# DIRECTIONS FOR THIS TASK
From the line containing "Convert this document image to plain text." down to the final line of the entries below, quote every line verbatim. Exclude pictures.

# PROVIDED DATA

_ _ _ _ _

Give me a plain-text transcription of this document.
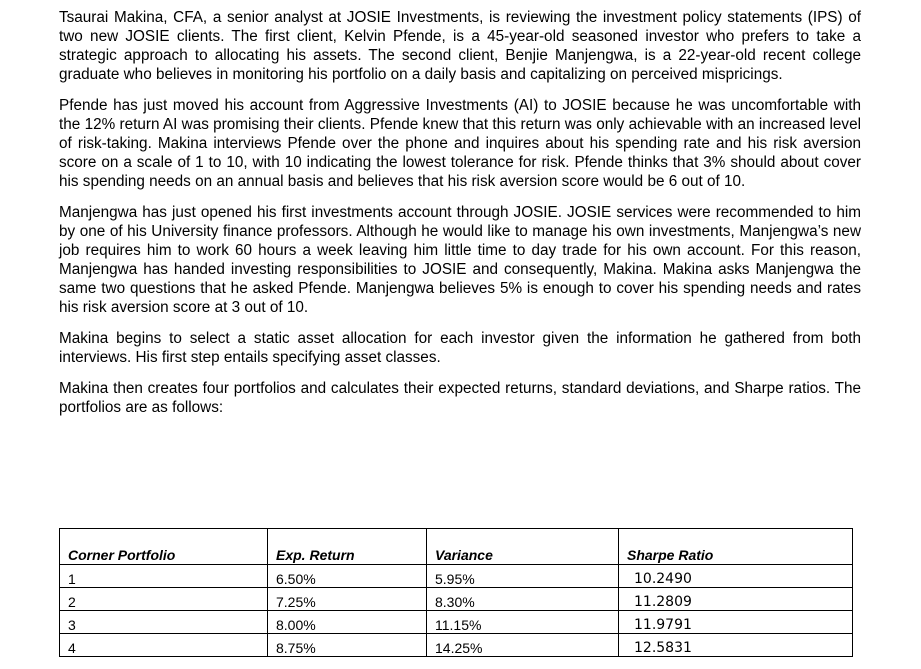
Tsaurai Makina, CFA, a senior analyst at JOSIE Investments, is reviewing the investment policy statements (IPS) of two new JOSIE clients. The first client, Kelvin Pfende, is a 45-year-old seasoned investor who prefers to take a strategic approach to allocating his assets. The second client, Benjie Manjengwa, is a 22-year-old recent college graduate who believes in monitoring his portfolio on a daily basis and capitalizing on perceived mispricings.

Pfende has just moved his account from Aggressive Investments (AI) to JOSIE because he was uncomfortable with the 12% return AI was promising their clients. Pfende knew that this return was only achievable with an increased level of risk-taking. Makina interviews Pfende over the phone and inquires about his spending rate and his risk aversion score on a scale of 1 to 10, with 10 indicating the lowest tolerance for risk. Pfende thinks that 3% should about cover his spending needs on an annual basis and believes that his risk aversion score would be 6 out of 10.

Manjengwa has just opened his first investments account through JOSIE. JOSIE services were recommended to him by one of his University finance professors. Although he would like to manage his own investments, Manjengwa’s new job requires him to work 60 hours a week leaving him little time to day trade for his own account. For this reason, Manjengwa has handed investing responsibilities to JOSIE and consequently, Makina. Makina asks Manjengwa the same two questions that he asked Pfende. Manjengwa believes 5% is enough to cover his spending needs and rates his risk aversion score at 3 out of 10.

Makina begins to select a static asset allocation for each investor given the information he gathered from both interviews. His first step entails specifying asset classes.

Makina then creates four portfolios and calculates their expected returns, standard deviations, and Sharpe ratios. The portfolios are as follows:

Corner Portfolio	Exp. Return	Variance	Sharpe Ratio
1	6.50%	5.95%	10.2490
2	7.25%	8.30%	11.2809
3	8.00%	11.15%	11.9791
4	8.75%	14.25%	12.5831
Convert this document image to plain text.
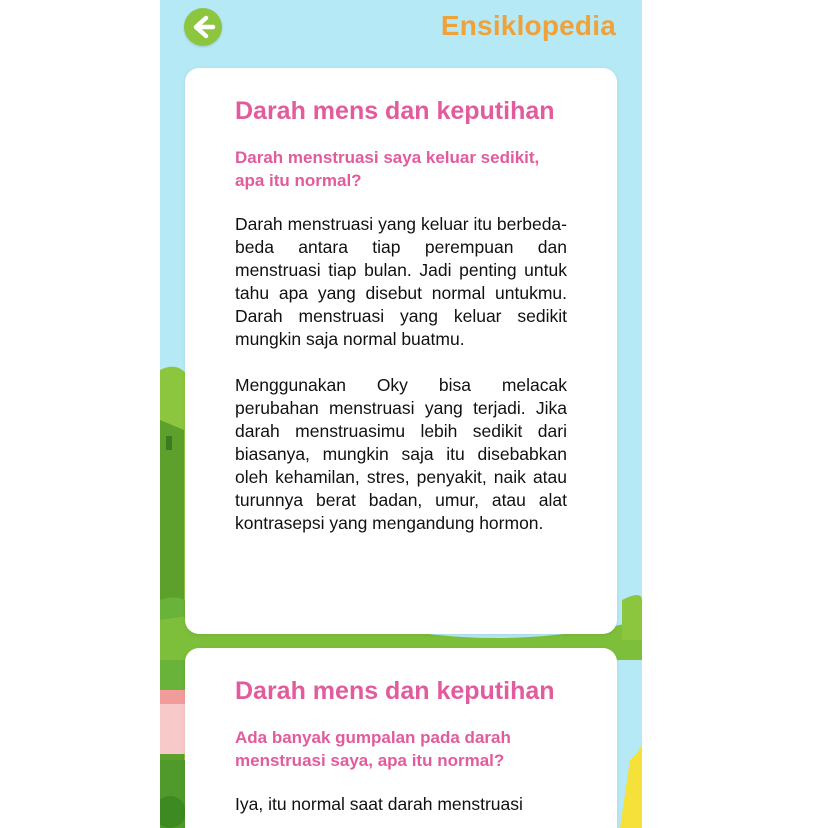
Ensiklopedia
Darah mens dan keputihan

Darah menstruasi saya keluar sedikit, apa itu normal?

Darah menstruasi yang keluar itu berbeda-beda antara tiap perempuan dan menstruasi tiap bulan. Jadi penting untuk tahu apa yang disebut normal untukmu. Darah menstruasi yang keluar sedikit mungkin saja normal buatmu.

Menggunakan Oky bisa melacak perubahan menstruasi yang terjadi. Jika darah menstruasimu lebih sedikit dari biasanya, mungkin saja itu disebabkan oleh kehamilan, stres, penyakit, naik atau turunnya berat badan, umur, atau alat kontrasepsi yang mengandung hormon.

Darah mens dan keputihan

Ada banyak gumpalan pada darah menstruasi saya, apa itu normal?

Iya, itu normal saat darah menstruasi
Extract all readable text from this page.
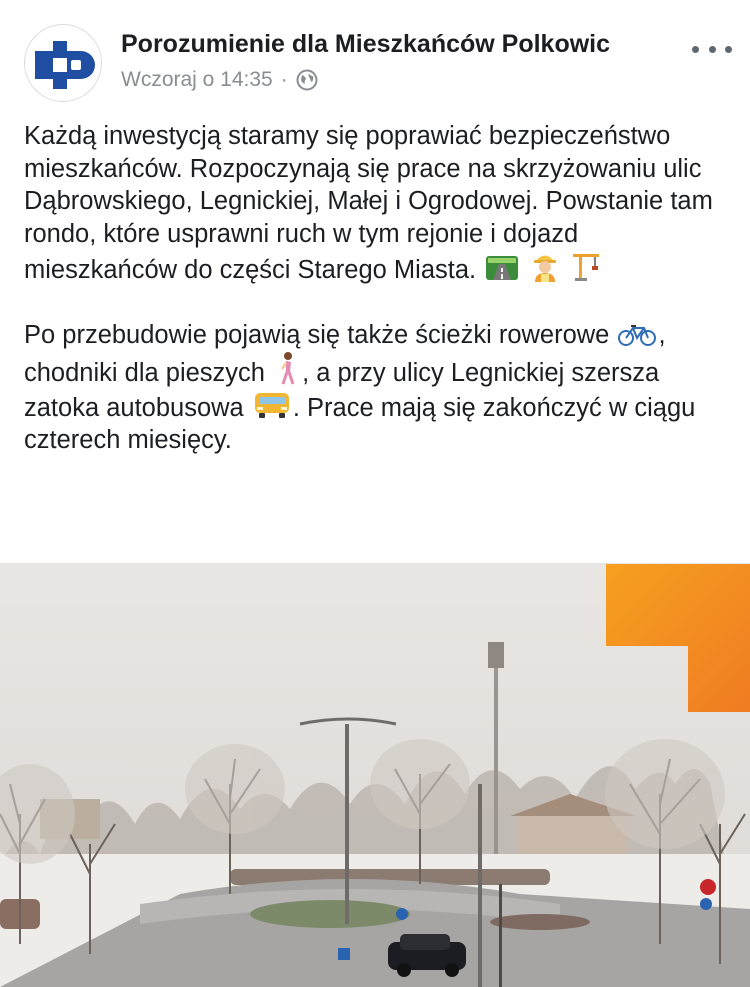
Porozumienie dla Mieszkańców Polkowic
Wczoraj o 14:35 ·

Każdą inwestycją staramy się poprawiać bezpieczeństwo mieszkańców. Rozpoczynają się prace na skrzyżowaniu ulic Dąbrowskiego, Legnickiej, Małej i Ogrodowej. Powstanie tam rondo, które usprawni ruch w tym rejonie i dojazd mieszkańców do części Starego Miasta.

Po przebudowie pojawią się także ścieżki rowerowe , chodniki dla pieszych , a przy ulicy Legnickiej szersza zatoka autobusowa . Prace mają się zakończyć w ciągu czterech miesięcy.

_ _ _ _ _

# RESULT OF THE EXERCISE
Convert this document image to plain text.
Ensiklopedia
Darah mens dan keputihan

Darah menstruasi saya keluar sedikit, apa itu normal?

Darah menstruasi yang keluar itu berbeda-beda antara tiap perempuan dan menstruasi tiap bulan. Jadi penting untuk tahu apa yang disebut normal untukmu. Darah menstruasi yang keluar sedikit mungkin saja normal buatmu.

Menggunakan Oky bisa melacak perubahan menstruasi yang terjadi. Jika darah menstruasimu lebih sedikit dari biasanya, mungkin saja itu disebabkan oleh kehamilan, stres, penyakit, naik atau turunnya berat badan, umur, atau alat kontrasepsi yang mengandung hormon.

Darah mens dan keputihan

Ada banyak gumpalan pada darah menstruasi saya, apa itu normal?

Iya, itu normal saat darah menstruasi
Extract all readable text from this page.
Porozumienie dla Mieszkańców Polkowic
Wczoraj o 14:35 ·

Każdą inwestycją staramy się poprawiać bezpieczeństwo mieszkańców. Rozpoczynają się prace na skrzyżowaniu ulic Dąbrowskiego, Legnickiej, Małej i Ogrodowej. Powstanie tam rondo, które usprawni ruch w tym rejonie i dojazd mieszkańców do części Starego Miasta.

Po przebudowie pojawią się także ścieżki rowerowe , chodniki dla pieszych , a przy ulicy Legnickiej szersza zatoka autobusowa . Prace mają się zakończyć w ciągu czterech miesięcy.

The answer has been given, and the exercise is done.